[What to do]:
1. In the text on cardiac surgery outcomes, over what period did Columbia analyze the independent predictors of wound infection?
2. Continue the text on cardiac surgery outcomes measurement, picking up after its last sentence.

At the Center for Innovation Outcomes Research, surgeons partner with statisticians to filter STS data by time, procedure and provider to run comparisons and percentages, but also more sophisticated analyses to answer bigger, more complicated questions.
Columbia’s question was wound infections: “We had an issue with wound infections because we use a lot of bilateral internal mammary arteries—which are probably lifesaving in the long term, but they also put you at increased risk for wound infections,” says Dr. Kurlansky. “So, we did an analysis over 4 years of what the statistically significant independent predictors of wound infection were.” They found diabetes had less of an impact on wound infection than originally expected, while kidney disfunction had more.
Four wishes for cardiac surgery outcomes measurement
While tracking cardiac surgery outcomes improves quality of care, the outcomes process itself has room for improvement. Dr. Kurlansky outlined four main areas for improvement in cardiac outcomes, beginning with a way to link or merge data with the National Death Index at the CDC for tracking long-term follow-up of cardiac surgery patients.

[Data records]:
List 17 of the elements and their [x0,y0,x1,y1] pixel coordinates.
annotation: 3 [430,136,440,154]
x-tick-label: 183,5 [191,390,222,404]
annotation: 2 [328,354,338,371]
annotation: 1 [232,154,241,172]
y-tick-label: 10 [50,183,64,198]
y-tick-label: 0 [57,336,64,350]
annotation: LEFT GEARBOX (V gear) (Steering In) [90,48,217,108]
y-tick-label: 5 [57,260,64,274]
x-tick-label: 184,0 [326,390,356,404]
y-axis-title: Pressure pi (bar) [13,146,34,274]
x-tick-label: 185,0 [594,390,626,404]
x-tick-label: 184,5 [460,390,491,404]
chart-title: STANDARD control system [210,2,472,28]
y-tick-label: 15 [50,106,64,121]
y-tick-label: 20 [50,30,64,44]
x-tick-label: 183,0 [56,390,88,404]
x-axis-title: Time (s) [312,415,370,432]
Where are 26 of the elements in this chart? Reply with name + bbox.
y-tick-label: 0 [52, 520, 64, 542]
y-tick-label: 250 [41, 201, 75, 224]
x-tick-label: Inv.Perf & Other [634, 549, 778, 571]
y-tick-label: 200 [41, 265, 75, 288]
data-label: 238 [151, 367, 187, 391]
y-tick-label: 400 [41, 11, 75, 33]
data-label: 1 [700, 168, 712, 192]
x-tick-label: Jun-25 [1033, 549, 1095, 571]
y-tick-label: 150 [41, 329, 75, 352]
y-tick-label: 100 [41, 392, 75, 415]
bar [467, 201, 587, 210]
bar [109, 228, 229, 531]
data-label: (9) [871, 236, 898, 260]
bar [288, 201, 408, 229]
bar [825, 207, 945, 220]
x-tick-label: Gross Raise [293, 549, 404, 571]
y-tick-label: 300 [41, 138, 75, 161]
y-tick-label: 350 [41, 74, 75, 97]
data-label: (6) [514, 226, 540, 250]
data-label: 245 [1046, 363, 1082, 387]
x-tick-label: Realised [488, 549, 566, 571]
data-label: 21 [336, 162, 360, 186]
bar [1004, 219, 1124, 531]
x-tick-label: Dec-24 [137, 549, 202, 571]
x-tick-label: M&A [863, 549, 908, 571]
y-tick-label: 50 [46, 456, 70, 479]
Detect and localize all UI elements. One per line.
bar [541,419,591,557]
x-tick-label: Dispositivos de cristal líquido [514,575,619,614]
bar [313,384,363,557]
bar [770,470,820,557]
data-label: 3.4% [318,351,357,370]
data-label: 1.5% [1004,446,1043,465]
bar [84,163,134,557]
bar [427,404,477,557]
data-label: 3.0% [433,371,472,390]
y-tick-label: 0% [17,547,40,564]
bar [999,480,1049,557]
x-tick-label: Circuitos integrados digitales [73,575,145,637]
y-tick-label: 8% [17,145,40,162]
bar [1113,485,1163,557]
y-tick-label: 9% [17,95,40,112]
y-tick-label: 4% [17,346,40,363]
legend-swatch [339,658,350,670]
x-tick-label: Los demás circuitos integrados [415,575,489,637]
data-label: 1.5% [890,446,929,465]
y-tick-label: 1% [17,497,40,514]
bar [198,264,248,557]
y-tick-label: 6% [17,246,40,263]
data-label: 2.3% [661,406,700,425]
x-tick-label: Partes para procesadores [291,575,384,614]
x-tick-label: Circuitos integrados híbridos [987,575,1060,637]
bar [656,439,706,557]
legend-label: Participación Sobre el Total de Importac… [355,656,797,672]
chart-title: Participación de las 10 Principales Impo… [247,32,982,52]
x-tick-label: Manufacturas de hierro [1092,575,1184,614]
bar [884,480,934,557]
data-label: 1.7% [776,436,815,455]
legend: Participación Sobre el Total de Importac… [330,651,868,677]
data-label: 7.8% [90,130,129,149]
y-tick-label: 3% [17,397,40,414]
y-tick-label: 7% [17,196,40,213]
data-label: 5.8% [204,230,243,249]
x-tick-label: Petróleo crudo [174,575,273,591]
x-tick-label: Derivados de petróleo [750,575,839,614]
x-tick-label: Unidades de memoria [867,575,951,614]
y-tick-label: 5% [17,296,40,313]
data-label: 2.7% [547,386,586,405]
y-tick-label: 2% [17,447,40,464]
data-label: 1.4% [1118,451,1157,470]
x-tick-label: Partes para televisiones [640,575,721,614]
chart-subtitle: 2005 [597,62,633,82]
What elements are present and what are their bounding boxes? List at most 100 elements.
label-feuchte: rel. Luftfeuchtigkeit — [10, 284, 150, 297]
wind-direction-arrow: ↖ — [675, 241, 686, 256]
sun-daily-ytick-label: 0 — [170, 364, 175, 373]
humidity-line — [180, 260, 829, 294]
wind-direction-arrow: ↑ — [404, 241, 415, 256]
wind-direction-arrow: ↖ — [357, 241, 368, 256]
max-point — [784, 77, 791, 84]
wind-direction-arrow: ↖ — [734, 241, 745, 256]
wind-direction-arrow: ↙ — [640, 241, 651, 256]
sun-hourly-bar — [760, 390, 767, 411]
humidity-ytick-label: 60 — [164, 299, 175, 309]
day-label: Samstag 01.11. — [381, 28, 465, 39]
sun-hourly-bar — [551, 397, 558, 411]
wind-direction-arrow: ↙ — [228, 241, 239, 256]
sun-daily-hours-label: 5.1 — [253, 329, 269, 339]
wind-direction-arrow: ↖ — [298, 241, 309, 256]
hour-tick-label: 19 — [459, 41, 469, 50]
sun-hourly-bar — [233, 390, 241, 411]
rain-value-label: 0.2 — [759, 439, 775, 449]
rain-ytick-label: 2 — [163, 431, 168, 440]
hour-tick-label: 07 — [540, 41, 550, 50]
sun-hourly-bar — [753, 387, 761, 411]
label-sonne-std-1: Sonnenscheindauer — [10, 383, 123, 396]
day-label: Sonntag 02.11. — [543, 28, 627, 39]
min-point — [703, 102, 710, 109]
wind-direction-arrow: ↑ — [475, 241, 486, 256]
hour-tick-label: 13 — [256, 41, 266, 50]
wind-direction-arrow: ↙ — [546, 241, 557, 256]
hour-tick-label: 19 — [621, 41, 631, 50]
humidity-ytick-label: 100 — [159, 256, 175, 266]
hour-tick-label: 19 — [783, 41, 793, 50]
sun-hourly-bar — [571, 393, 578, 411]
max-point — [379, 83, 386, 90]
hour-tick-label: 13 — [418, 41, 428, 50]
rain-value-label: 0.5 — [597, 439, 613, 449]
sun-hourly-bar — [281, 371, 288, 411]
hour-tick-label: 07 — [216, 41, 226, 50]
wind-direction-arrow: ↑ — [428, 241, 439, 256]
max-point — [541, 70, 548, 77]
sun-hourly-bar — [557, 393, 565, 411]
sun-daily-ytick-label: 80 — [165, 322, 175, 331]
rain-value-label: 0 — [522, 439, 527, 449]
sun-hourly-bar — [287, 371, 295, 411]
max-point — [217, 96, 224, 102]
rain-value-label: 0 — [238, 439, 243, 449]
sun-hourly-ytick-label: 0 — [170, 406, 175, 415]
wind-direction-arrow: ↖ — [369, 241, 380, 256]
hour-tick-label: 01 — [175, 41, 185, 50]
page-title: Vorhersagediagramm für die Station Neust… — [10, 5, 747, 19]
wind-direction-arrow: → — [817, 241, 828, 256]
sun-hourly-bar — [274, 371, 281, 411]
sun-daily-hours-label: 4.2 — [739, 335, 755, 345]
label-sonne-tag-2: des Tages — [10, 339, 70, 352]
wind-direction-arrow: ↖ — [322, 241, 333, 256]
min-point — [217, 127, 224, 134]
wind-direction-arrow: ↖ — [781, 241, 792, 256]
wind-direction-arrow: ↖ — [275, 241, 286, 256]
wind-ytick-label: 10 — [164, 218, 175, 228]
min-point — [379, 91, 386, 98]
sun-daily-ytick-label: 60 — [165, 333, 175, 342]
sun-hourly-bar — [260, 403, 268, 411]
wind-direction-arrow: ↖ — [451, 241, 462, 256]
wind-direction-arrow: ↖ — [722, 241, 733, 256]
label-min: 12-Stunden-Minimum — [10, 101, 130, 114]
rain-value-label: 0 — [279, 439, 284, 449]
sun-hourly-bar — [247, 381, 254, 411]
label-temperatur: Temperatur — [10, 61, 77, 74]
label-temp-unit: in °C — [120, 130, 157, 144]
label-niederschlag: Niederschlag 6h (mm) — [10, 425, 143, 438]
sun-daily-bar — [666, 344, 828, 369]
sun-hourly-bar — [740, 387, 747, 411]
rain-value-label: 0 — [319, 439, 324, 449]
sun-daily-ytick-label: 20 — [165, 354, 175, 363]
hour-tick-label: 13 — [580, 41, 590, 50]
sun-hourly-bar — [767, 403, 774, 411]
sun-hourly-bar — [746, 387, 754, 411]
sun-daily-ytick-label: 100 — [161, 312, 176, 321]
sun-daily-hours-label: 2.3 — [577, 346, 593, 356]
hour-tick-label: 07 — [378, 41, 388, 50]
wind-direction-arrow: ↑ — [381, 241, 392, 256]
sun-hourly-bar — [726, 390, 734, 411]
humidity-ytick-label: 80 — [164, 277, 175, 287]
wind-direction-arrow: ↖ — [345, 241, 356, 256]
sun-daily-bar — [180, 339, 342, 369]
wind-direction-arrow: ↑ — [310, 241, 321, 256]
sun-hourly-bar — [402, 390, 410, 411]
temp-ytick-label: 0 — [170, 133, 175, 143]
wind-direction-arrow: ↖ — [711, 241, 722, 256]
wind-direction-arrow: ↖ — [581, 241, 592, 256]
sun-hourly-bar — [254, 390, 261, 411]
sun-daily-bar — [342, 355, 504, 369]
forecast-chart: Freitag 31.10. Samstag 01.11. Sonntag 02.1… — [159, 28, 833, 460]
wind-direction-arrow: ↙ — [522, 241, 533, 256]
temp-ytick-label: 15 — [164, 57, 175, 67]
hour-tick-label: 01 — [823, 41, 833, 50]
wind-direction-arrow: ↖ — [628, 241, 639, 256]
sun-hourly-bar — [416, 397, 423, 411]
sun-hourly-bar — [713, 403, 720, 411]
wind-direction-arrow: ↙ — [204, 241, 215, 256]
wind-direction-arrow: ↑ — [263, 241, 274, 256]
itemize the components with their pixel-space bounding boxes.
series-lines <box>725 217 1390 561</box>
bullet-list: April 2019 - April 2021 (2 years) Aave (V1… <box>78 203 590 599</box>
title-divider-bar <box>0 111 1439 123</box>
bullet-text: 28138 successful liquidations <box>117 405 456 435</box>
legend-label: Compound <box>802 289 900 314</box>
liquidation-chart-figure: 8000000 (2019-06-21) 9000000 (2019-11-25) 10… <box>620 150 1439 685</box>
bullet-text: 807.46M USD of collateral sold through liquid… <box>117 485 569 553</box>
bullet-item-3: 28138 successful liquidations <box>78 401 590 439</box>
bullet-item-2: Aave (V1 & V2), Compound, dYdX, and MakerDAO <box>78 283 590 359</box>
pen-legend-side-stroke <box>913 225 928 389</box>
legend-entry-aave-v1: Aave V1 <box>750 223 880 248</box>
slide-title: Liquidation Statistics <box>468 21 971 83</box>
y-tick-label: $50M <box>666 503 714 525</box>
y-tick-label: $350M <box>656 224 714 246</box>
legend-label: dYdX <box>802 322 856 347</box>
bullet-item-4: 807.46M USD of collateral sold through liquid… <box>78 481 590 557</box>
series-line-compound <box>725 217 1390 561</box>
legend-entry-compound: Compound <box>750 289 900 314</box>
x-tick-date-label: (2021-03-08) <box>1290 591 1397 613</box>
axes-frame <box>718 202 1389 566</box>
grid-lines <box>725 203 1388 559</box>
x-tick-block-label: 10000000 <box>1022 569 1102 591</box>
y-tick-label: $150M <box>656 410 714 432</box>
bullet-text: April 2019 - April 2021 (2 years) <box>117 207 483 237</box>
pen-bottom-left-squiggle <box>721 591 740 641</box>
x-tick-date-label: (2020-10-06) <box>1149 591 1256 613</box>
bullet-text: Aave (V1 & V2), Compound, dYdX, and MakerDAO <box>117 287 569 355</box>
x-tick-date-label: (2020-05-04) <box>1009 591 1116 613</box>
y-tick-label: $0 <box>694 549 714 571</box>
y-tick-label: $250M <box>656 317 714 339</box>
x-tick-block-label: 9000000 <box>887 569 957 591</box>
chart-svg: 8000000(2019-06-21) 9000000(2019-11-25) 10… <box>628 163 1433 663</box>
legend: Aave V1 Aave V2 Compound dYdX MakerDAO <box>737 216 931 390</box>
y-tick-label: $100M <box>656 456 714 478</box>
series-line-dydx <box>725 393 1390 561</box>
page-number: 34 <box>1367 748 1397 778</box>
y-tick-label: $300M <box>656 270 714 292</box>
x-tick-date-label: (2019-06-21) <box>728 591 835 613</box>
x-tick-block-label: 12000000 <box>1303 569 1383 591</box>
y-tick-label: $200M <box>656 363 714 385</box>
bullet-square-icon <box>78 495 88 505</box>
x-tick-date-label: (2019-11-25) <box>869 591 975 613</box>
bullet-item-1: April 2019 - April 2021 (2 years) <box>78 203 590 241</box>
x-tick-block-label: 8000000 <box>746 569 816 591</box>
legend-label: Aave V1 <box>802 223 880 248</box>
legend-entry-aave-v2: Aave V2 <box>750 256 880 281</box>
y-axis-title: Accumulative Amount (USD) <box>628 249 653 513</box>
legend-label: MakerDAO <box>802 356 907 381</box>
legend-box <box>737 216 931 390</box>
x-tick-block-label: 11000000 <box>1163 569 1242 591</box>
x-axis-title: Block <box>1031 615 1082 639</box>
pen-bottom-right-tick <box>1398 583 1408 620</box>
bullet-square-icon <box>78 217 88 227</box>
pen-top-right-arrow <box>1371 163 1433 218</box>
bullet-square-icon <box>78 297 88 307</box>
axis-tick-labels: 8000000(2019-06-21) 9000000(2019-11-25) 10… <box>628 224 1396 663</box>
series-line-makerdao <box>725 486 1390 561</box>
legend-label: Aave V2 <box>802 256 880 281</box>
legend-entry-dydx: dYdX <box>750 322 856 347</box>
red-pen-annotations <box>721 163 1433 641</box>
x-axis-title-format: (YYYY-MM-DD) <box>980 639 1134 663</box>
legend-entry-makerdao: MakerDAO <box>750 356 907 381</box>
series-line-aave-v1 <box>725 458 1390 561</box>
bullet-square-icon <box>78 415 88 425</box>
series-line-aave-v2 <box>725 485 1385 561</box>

[Exercise results]:
1. Four years.

2.
Interoperability of electronic health records is another area for improvement, says Dr. Kurlansky, because there can be a discrepancy between what the hospital sends to an insurance company or Medicare and what is collected for databases like the New York State Cardiac Registries and the STS National Database.
“The clinical data tends to be much more robust in the databases. The problem is, it's very time intensive and laborious to collect all this data,” says Dr. Kurlansky.
Having a better handle on what cardiac surgery costs per patient would also be beneficial, as hospitals tend to use proprietary accounting systems that are non-transparent for data analysis, he added. In addition, cost metrics like readmissions are controversial because entities like CMS have penalized centers with excess readmissions for certain diagnoses, complicating the matter.
“As the readmission rate went down for congestive heart failure, the mortality went up. Sometimes, patients need to come into the hospital and need to be taken care of,” says Dr. Kurlansky.
“In some ways, quality care costs more and in some ways, quality care costs less, he added. “Everybody talks about [how] quality care is cheaper. It's not, necessarily.”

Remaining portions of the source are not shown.